* _WHAT THE TASK REQUIRES_
Copy down every line where the string "JSON" shows up.

─── SUPPLIED DATA

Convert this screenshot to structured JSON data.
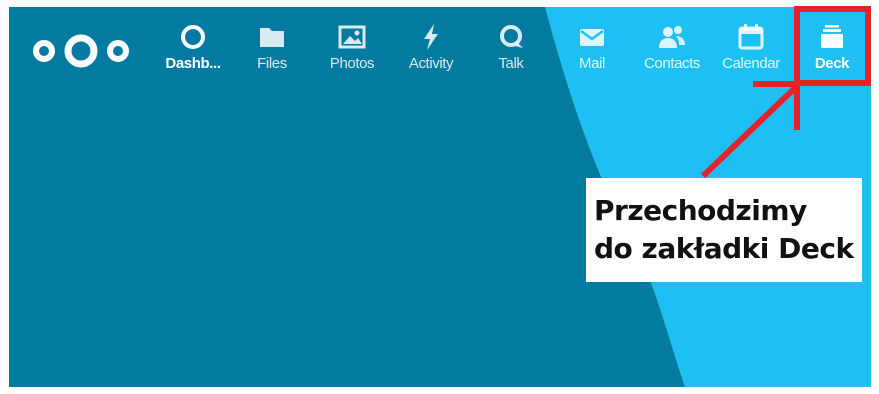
{
  "colors": {
    "dark_background": "#037aa0",
    "light_background": "#1ec0f3",
    "annotation_red": "#e5232a",
    "callout_background": "#ffffff"
  },
  "logo": {
    "icon": "nextcloud-logo-icon"
  },
  "nav": {
    "items": [
      {
        "label": "Dashb...",
        "icon": "dashboard-icon",
        "active": true
      },
      {
        "label": "Files",
        "icon": "folder-icon"
      },
      {
        "label": "Photos",
        "icon": "photo-icon"
      },
      {
        "label": "Activity",
        "icon": "lightning-icon"
      },
      {
        "label": "Talk",
        "icon": "talk-icon"
      },
      {
        "label": "Mail",
        "icon": "mail-icon"
      },
      {
        "label": "Contacts",
        "icon": "contacts-icon"
      },
      {
        "label": "Calendar",
        "icon": "calendar-icon"
      },
      {
        "label": "Deck",
        "icon": "deck-icon",
        "active": true,
        "highlighted": true
      }
    ]
  },
  "annotation": {
    "line1": "Przechodzimy",
    "line2": "do zakładki Deck"
  }
}
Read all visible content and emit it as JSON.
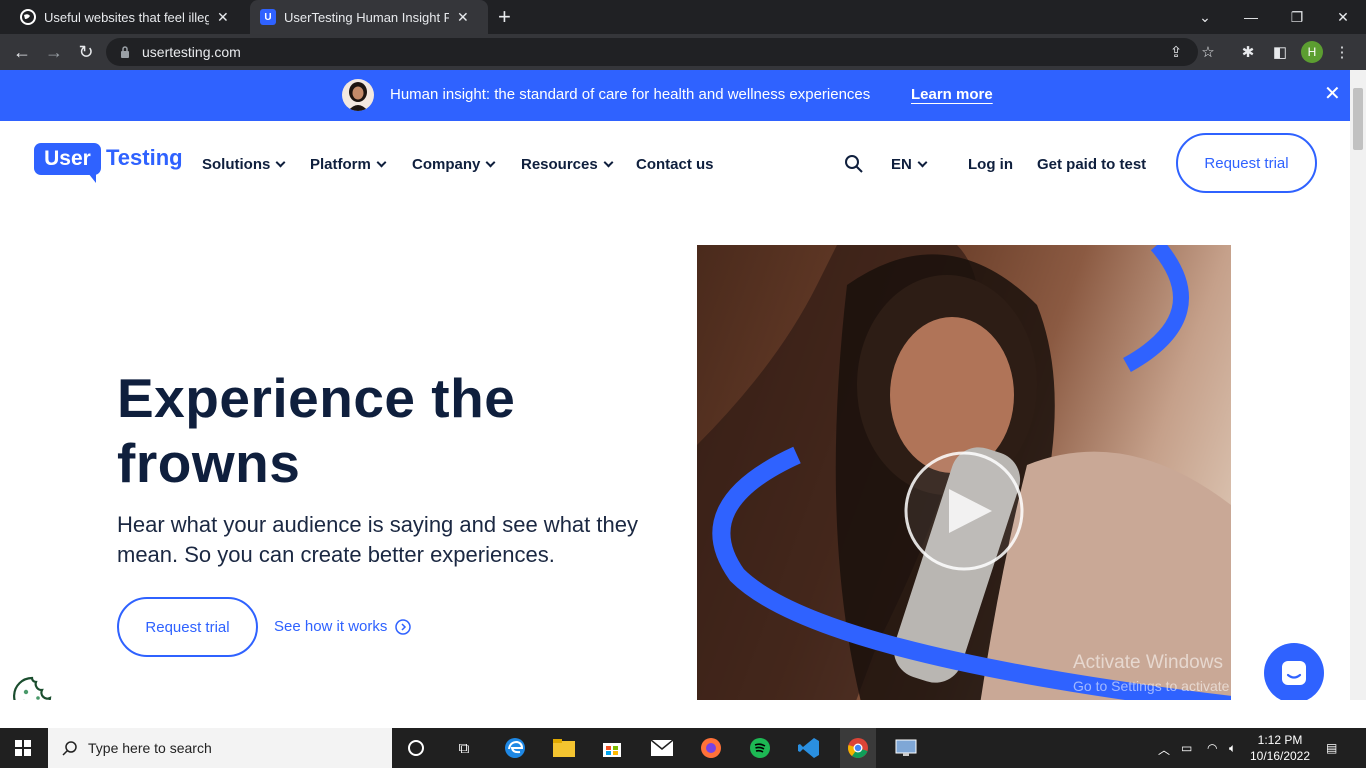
{
  "browser": {
    "tabs": [
      {
        "title": "Useful websites that feel illegal to",
        "active": false
      },
      {
        "title": "UserTesting Human Insight Platfo",
        "active": true
      }
    ],
    "new_tab_label": "+",
    "url": "usertesting.com",
    "profile_initial": "H"
  },
  "banner": {
    "text": "Human insight: the standard of care for health and wellness experiences",
    "link": "Learn more",
    "color": "#2f62ff"
  },
  "nav": {
    "logo_box": "User",
    "logo_text": "Testing",
    "items": [
      "Solutions",
      "Platform",
      "Company",
      "Resources",
      "Contact us"
    ],
    "language": "EN",
    "login": "Log in",
    "get_paid": "Get paid to test",
    "request_trial": "Request trial"
  },
  "hero": {
    "title": "Experience the frowns",
    "subtitle": "Hear what your audience is saying and see what they mean. So you can create better experiences.",
    "cta_primary": "Request trial",
    "cta_secondary": "See how it works"
  },
  "watermark": {
    "line1": "Activate Windows",
    "line2": "Go to Settings to activate Windows."
  },
  "taskbar": {
    "search_placeholder": "Type here to search",
    "time": "1:12 PM",
    "date": "10/16/2022"
  }
}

──────

* _TASK OUTPUT_
Convert this screenshot to structured JSON data.
Read all visible content and emit it as JSON.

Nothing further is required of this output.